▶ [WHAT IS BEING ASKED]: Pick out the lines below with "отношения" and list them.

▶ [INPUT ROWS]:

━━━━━━━━━━

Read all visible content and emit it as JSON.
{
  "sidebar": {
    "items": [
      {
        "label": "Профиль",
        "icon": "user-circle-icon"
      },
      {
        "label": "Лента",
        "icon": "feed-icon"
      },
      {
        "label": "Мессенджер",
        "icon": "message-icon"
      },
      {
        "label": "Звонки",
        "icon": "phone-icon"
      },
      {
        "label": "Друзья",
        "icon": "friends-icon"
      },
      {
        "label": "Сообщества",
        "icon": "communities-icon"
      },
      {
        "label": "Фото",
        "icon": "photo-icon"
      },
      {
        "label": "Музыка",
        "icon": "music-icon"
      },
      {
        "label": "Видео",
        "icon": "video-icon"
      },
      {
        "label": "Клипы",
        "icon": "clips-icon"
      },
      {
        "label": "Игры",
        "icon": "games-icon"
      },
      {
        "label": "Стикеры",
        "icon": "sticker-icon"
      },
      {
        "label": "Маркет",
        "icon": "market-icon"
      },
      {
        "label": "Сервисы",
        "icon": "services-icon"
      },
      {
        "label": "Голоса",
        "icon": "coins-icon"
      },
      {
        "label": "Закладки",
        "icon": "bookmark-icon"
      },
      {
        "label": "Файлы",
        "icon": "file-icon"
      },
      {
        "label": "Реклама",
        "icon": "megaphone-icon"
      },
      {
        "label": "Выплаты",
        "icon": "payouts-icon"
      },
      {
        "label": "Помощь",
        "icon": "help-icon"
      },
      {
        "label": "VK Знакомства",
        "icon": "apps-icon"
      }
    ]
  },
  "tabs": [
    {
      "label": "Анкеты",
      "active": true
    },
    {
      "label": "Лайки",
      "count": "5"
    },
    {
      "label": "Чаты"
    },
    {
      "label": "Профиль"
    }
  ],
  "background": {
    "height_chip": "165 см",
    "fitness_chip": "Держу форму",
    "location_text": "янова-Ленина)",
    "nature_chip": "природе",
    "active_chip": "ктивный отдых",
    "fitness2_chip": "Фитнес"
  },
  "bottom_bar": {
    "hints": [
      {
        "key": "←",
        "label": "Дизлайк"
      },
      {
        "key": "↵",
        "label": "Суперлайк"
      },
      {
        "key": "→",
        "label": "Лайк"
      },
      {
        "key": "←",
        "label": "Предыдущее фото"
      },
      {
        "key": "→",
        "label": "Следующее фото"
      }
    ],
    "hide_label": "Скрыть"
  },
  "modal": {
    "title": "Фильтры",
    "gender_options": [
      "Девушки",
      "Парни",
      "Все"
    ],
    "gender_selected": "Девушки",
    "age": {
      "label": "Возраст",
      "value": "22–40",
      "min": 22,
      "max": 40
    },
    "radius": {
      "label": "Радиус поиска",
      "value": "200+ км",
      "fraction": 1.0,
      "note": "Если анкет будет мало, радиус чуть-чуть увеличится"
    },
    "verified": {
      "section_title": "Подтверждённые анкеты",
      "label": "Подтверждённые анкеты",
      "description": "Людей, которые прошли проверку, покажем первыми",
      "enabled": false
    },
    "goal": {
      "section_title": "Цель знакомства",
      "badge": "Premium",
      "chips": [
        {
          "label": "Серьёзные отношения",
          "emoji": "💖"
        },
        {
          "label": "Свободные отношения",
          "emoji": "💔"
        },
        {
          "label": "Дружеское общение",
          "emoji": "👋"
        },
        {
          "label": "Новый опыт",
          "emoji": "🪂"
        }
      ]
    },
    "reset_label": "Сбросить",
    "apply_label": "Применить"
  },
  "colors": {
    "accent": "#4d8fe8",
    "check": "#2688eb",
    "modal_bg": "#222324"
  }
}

━━━━━━━━━━

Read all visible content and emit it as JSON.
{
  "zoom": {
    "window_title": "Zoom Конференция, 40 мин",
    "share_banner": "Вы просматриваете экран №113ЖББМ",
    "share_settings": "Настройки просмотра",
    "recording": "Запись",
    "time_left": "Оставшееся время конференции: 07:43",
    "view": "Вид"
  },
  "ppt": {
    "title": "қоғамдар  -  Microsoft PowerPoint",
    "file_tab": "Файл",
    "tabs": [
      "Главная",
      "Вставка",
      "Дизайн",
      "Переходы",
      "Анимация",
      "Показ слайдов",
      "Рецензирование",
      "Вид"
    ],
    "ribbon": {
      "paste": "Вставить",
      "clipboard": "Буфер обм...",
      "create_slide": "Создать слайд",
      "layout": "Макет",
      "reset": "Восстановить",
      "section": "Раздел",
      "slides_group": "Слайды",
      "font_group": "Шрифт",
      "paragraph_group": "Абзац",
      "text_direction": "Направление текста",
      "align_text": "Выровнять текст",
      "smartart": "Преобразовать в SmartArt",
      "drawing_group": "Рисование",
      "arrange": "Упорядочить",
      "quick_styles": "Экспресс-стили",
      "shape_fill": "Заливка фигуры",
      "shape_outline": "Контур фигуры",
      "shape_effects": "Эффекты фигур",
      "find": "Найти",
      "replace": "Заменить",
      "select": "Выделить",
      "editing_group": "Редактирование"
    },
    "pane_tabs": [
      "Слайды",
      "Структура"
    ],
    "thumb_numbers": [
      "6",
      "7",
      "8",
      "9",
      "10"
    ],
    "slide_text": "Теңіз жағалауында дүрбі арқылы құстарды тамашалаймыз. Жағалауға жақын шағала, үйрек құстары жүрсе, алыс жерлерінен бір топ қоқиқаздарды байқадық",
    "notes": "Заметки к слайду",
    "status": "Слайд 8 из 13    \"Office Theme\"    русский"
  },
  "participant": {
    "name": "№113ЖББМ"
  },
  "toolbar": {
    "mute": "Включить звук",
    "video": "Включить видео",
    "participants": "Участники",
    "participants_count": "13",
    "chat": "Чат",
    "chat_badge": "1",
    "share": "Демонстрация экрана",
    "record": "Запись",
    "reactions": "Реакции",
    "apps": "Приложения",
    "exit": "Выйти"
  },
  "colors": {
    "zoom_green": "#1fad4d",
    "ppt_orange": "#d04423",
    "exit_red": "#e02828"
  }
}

━━━━━━━━━━

▶ [RESULT OF THIS EXERCISE]:
          "label": "Серьёзные отношения",
          "label": "Свободные отношения",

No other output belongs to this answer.